### Direction
Transcribe each entry below exactly. Pictures do not go in the copy.
───── Material for this task
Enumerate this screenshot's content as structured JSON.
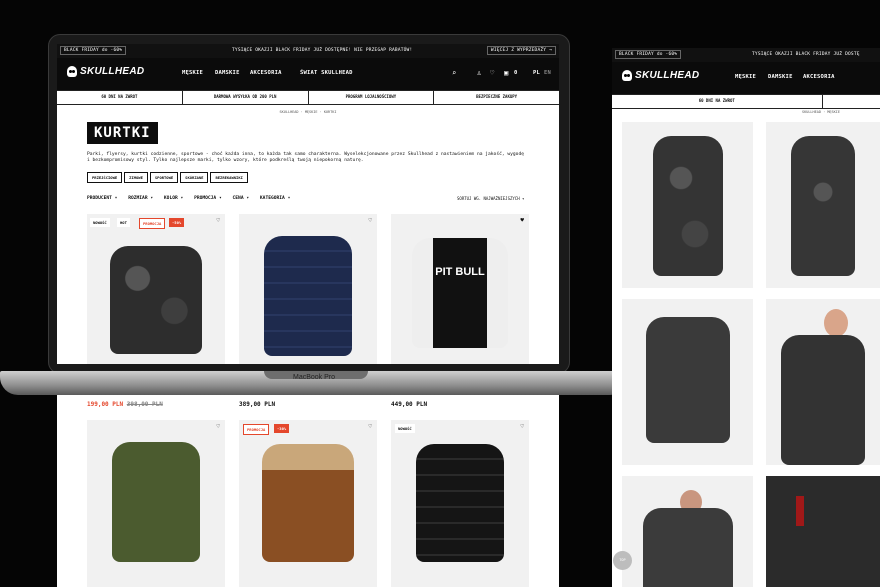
{
  "promo_bar": {
    "left": "BLACK FRIDAY do -60%",
    "center": "TYSIĄCE OKAZJI BLACK FRIDAY JUŻ DOSTĘPNE! NIE PRZEGAP RABATÓW!",
    "right": "WIĘCEJ Z WYPRZEDAŻY →",
    "right_panel": "BLACK FRIDAY do -60%",
    "right_center": "TYSIĄCE OKAZJI BLACK FRIDAY JUŻ DOSTĘ"
  },
  "brand": "SKULLHEAD",
  "nav": {
    "items": [
      "MĘSKIE",
      "DAMSKIE",
      "AKCESORIA",
      "ŚWIAT SKULLHEAD"
    ],
    "count": "0",
    "lang_pl": "PL",
    "lang_en": "EN"
  },
  "benefits": [
    "60 DNI NA ZWROT",
    "DARMOWA WYSYŁKA OD 200 PLN",
    "PROGRAM LOJALNOŚCIOWY",
    "BEZPIECZNE ZAKUPY"
  ],
  "breadcrumb": {
    "home": "SKULLHEAD",
    "men": "MĘSKIE",
    "current": "KURTKI"
  },
  "page": {
    "title": "KURTKI",
    "description": "Parki, flyersy, kurtki codzienne, sportowe - choć każda inna, to każda tak samo charakterna. Wyselekcjonowane przez Skullhead z nastawieniem na jakość, wygodę i bezkompromisowy styl. Tylko najlepsze marki, tylko wzory, które podkreślą twoją niepokorną naturę.",
    "chips": [
      "PRZEJŚCIOWE",
      "ZIMOWE",
      "SPORTOWE",
      "SKÓRZANE",
      "BEZREKAWNIKI"
    ]
  },
  "filters": {
    "items": [
      "PRODUCENT ▾",
      "ROZMIAR ▾",
      "KOLOR ▾",
      "PROMOCJA ▾",
      "CENA ▾",
      "KATEGORIA ▾"
    ],
    "sort": "SORTUJ WG. NAJWAŻNIEJSZYCH ▾"
  },
  "products": [
    {
      "tags": [
        "NOWOŚĆ",
        "HOT",
        "PROMOCJA",
        "-50%"
      ],
      "price": "199,00 PLN",
      "old_price": "398,00 PLN",
      "color": "camo"
    },
    {
      "tags": [],
      "price": "389,00 PLN",
      "color": "navy"
    },
    {
      "tags": [],
      "price": "449,00 PLN",
      "color": "varsity",
      "brand_text": "PIT BULL"
    },
    {
      "tags": [],
      "color": "olive"
    },
    {
      "tags": [
        "PROMOCJA",
        "-30%"
      ],
      "color": "brown"
    },
    {
      "tags": [
        "NOWOŚĆ"
      ],
      "color": "black"
    }
  ],
  "laptop_label": "MacBook Pro",
  "top_button": "TOP"
}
──────────
### Completed exercise
Enumerate this screenshot's content as structured JSON.
{
  "promo_bar": {
    "left": "BLACK FRIDAY do -60%",
    "center": "TYSIĄCE OKAZJI BLACK FRIDAY JUŻ DOSTĘPNE! NIE PRZEGAP RABATÓW!",
    "right": "WIĘCEJ Z WYPRZEDAŻY →",
    "right_panel": "BLACK FRIDAY do -60%",
    "right_center": "TYSIĄCE OKAZJI BLACK FRIDAY JUŻ DOSTĘ"
  },
  "brand": "SKULLHEAD",
  "nav": {
    "items": [
      "MĘSKIE",
      "DAMSKIE",
      "AKCESORIA",
      "ŚWIAT SKULLHEAD"
    ],
    "count": "0",
    "lang_pl": "PL",
    "lang_en": "EN"
  },
  "benefits": [
    "60 DNI NA ZWROT",
    "DARMOWA WYSYŁKA OD 200 PLN",
    "PROGRAM LOJALNOŚCIOWY",
    "BEZPIECZNE ZAKUPY"
  ],
  "breadcrumb": {
    "home": "SKULLHEAD",
    "men": "MĘSKIE",
    "current": "KURTKI"
  },
  "page": {
    "title": "KURTKI",
    "description": "Parki, flyersy, kurtki codzienne, sportowe - choć każda inna, to każda tak samo charakterna. Wyselekcjonowane przez Skullhead z nastawieniem na jakość, wygodę i bezkompromisowy styl. Tylko najlepsze marki, tylko wzory, które podkreślą twoją niepokorną naturę.",
    "chips": [
      "PRZEJŚCIOWE",
      "ZIMOWE",
      "SPORTOWE",
      "SKÓRZANE",
      "BEZREKAWNIKI"
    ]
  },
  "filters": {
    "items": [
      "PRODUCENT ▾",
      "ROZMIAR ▾",
      "KOLOR ▾",
      "PROMOCJA ▾",
      "CENA ▾",
      "KATEGORIA ▾"
    ],
    "sort": "SORTUJ WG. NAJWAŻNIEJSZYCH ▾"
  },
  "products": [
    {
      "tags": [
        "NOWOŚĆ",
        "HOT",
        "PROMOCJA",
        "-50%"
      ],
      "price": "199,00 PLN",
      "old_price": "398,00 PLN",
      "color": "camo"
    },
    {
      "tags": [],
      "price": "389,00 PLN",
      "color": "navy"
    },
    {
      "tags": [],
      "price": "449,00 PLN",
      "color": "varsity",
      "brand_text": "PIT BULL"
    },
    {
      "tags": [],
      "color": "olive"
    },
    {
      "tags": [
        "PROMOCJA",
        "-30%"
      ],
      "color": "brown"
    },
    {
      "tags": [
        "NOWOŚĆ"
      ],
      "color": "black"
    }
  ],
  "laptop_label": "MacBook Pro",
  "top_button": "TOP"
}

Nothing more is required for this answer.